Reproduce every line of the following material verbatim, keeping each character and the order unchanged.

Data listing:
################
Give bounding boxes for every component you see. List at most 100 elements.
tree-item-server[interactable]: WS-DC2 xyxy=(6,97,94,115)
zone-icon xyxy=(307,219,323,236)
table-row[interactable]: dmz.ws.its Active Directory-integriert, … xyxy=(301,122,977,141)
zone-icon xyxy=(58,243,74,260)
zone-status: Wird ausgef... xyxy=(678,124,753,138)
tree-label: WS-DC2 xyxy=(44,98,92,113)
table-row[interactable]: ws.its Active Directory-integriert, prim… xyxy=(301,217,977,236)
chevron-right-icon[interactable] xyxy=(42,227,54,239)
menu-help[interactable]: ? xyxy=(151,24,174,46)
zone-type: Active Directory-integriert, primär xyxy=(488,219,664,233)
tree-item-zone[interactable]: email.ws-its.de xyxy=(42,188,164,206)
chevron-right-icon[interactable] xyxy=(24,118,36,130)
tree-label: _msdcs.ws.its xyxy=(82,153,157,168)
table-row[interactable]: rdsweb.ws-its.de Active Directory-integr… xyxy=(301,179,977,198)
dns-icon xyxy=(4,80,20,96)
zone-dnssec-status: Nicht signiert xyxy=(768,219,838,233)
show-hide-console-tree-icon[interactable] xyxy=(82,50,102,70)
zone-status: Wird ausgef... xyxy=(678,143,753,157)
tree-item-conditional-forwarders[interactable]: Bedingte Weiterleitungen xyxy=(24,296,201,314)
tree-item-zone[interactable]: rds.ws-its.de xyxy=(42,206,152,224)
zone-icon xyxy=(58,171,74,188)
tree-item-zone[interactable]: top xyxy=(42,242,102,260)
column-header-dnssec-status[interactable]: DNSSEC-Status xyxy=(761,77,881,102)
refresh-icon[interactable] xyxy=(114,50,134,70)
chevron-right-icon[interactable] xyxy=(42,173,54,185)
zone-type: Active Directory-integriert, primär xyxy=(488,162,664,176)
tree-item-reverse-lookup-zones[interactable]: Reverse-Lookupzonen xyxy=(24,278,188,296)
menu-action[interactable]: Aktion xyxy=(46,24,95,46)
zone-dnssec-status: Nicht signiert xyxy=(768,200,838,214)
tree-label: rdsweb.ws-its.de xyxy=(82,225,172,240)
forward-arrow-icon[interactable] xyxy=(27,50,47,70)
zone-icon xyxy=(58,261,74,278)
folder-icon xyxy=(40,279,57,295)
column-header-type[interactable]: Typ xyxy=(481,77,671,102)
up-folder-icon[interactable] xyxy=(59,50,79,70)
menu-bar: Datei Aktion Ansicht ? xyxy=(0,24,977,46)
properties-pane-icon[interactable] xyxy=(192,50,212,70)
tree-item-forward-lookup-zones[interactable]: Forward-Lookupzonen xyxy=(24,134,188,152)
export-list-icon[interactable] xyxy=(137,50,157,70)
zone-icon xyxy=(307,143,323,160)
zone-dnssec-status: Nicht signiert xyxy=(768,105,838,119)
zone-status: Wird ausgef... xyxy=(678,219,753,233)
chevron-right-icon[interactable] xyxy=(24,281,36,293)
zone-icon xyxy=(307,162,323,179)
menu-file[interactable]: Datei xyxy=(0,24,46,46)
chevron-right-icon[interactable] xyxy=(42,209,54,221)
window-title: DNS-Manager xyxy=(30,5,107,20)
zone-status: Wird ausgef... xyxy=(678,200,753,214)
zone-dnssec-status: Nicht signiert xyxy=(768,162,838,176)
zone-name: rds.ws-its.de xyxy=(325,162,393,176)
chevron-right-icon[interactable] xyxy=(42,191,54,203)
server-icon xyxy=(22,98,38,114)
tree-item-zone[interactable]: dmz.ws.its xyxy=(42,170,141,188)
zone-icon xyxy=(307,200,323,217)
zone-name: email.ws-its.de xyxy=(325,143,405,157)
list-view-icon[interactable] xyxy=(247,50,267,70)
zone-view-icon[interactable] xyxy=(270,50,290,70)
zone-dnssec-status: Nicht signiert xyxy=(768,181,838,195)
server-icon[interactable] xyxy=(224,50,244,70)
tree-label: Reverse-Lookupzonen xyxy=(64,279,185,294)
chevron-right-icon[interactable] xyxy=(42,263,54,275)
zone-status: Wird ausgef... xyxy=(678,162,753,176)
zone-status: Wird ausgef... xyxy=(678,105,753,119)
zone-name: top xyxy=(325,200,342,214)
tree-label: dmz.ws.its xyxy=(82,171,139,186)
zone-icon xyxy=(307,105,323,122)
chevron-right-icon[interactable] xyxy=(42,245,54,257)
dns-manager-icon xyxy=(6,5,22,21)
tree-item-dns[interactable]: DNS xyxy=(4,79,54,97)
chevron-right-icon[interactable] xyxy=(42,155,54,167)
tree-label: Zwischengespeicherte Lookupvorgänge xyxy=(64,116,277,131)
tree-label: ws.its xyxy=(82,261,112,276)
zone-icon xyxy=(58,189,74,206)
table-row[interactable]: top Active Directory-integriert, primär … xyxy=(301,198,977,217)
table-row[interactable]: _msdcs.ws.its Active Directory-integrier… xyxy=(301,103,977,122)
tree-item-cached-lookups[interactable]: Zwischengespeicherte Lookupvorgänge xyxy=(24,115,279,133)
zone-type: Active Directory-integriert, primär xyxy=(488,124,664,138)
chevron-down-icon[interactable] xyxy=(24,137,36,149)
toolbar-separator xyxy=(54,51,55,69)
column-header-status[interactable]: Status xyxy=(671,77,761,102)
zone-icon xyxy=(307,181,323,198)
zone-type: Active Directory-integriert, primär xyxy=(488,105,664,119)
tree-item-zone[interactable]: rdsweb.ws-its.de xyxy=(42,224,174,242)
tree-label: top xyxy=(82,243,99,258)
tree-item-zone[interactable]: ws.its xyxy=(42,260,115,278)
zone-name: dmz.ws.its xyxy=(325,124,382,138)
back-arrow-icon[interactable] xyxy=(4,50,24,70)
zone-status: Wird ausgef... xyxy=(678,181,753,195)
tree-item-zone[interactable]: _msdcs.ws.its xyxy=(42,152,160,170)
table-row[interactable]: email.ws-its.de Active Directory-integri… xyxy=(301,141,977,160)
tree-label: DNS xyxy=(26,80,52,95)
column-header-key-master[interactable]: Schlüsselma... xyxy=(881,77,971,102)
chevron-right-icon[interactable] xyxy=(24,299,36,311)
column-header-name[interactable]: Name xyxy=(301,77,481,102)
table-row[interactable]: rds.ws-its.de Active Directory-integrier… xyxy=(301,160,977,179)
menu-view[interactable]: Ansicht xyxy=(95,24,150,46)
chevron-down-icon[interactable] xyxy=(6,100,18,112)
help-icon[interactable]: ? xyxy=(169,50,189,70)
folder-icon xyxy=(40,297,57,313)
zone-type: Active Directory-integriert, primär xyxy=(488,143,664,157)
################
**TASK SOLUTION**
Give bounding boxes for every component you see. List at most 100 elements.
tree-item-server[interactable]: WS-DC2 xyxy=(6,97,94,115)
zone-icon xyxy=(307,219,323,236)
table-row[interactable]: dmz.ws.its Active Directory-integriert, … xyxy=(301,122,977,141)
zone-icon xyxy=(58,243,74,260)
zone-status: Wird ausgef... xyxy=(678,124,753,138)
tree-label: WS-DC2 xyxy=(44,98,92,113)
table-row[interactable]: ws.its Active Directory-integriert, prim… xyxy=(301,217,977,236)
chevron-right-icon[interactable] xyxy=(42,227,54,239)
menu-help[interactable]: ? xyxy=(151,24,174,46)
zone-type: Active Directory-integriert, primär xyxy=(488,219,664,233)
tree-item-zone[interactable]: email.ws-its.de xyxy=(42,188,164,206)
chevron-right-icon[interactable] xyxy=(24,118,36,130)
tree-label: _msdcs.ws.its xyxy=(82,153,157,168)
table-row[interactable]: rdsweb.ws-its.de Active Directory-integr… xyxy=(301,179,977,198)
dns-icon xyxy=(4,80,20,96)
zone-dnssec-status: Nicht signiert xyxy=(768,219,838,233)
show-hide-console-tree-icon[interactable] xyxy=(82,50,102,70)
zone-status: Wird ausgef... xyxy=(678,143,753,157)
tree-item-conditional-forwarders[interactable]: Bedingte Weiterleitungen xyxy=(24,296,201,314)
tree-item-zone[interactable]: rds.ws-its.de xyxy=(42,206,152,224)
zone-icon xyxy=(58,171,74,188)
tree-item-zone[interactable]: top xyxy=(42,242,102,260)
column-header-dnssec-status[interactable]: DNSSEC-Status xyxy=(761,77,881,102)
refresh-icon[interactable] xyxy=(114,50,134,70)
chevron-right-icon[interactable] xyxy=(42,173,54,185)
zone-type: Active Directory-integriert, primär xyxy=(488,162,664,176)
tree-item-reverse-lookup-zones[interactable]: Reverse-Lookupzonen xyxy=(24,278,188,296)
menu-action[interactable]: Aktion xyxy=(46,24,95,46)
zone-dnssec-status: Nicht signiert xyxy=(768,200,838,214)
tree-label: rdsweb.ws-its.de xyxy=(82,225,172,240)
forward-arrow-icon[interactable] xyxy=(27,50,47,70)
zone-icon xyxy=(58,261,74,278)
folder-icon xyxy=(40,279,57,295)
column-header-type[interactable]: Typ xyxy=(481,77,671,102)
up-folder-icon[interactable] xyxy=(59,50,79,70)
menu-bar: Datei Aktion Ansicht ? xyxy=(0,24,977,46)
properties-pane-icon[interactable] xyxy=(192,50,212,70)
tree-item-forward-lookup-zones[interactable]: Forward-Lookupzonen xyxy=(24,134,188,152)
export-list-icon[interactable] xyxy=(137,50,157,70)
zone-icon xyxy=(307,143,323,160)
zone-dnssec-status: Nicht signiert xyxy=(768,105,838,119)
zone-status: Wird ausgef... xyxy=(678,219,753,233)
chevron-right-icon[interactable] xyxy=(24,281,36,293)
zone-icon xyxy=(307,162,323,179)
menu-file[interactable]: Datei xyxy=(0,24,46,46)
chevron-right-icon[interactable] xyxy=(42,209,54,221)
window-title: DNS-Manager xyxy=(30,5,107,20)
zone-status: Wird ausgef... xyxy=(678,200,753,214)
zone-dnssec-status: Nicht signiert xyxy=(768,162,838,176)
zone-name: rds.ws-its.de xyxy=(325,162,393,176)
chevron-right-icon[interactable] xyxy=(42,191,54,203)
server-icon xyxy=(22,98,38,114)
tree-item-zone[interactable]: dmz.ws.its xyxy=(42,170,141,188)
zone-icon xyxy=(307,200,323,217)
zone-name: email.ws-its.de xyxy=(325,143,405,157)
list-view-icon[interactable] xyxy=(247,50,267,70)
zone-view-icon[interactable] xyxy=(270,50,290,70)
zone-dnssec-status: Nicht signiert xyxy=(768,181,838,195)
server-icon[interactable] xyxy=(224,50,244,70)
tree-label: Reverse-Lookupzonen xyxy=(64,279,185,294)
chevron-right-icon[interactable] xyxy=(42,263,54,275)
zone-status: Wird ausgef... xyxy=(678,162,753,176)
zone-status: Wird ausgef... xyxy=(678,105,753,119)
zone-name: top xyxy=(325,200,342,214)
tree-label: dmz.ws.its xyxy=(82,171,139,186)
zone-icon xyxy=(307,105,323,122)
chevron-right-icon[interactable] xyxy=(42,245,54,257)
dns-manager-icon xyxy=(6,5,22,21)
tree-item-dns[interactable]: DNS xyxy=(4,79,54,97)
chevron-right-icon[interactable] xyxy=(42,155,54,167)
tree-label: Zwischengespeicherte Lookupvorgänge xyxy=(64,116,277,131)
tree-label: ws.its xyxy=(82,261,112,276)
zone-icon xyxy=(58,189,74,206)
table-row[interactable]: top Active Directory-integriert, primär … xyxy=(301,198,977,217)
table-row[interactable]: _msdcs.ws.its Active Directory-integrier… xyxy=(301,103,977,122)
tree-item-cached-lookups[interactable]: Zwischengespeicherte Lookupvorgänge xyxy=(24,115,279,133)
zone-type: Active Directory-integriert, primär xyxy=(488,124,664,138)
chevron-down-icon[interactable] xyxy=(24,137,36,149)
toolbar-separator xyxy=(54,51,55,69)
column-header-status[interactable]: Status xyxy=(671,77,761,102)
zone-icon xyxy=(307,181,323,198)
zone-type: Active Directory-integriert, primär xyxy=(488,105,664,119)
tree-item-zone[interactable]: rdsweb.ws-its.de xyxy=(42,224,174,242)
tree-label: top xyxy=(82,243,99,258)
tree-item-zone[interactable]: ws.its xyxy=(42,260,115,278)
zone-name: dmz.ws.its xyxy=(325,124,382,138)
back-arrow-icon[interactable] xyxy=(4,50,24,70)
zone-status: Wird ausgef... xyxy=(678,181,753,195)
tree-item-zone[interactable]: _msdcs.ws.its xyxy=(42,152,160,170)
table-row[interactable]: email.ws-its.de Active Directory-integri… xyxy=(301,141,977,160)
tree-label: DNS xyxy=(26,80,52,95)
column-header-key-master[interactable]: Schlüsselma... xyxy=(881,77,971,102)
chevron-right-icon[interactable] xyxy=(24,299,36,311)
column-header-name[interactable]: Name xyxy=(301,77,481,102)
table-row[interactable]: rds.ws-its.de Active Directory-integrier… xyxy=(301,160,977,179)
menu-view[interactable]: Ansicht xyxy=(95,24,150,46)
chevron-down-icon[interactable] xyxy=(6,100,18,112)
help-icon[interactable]: ? xyxy=(169,50,189,70)
folder-icon xyxy=(40,297,57,313)
zone-type: Active Directory-integriert, primär xyxy=(488,143,664,157)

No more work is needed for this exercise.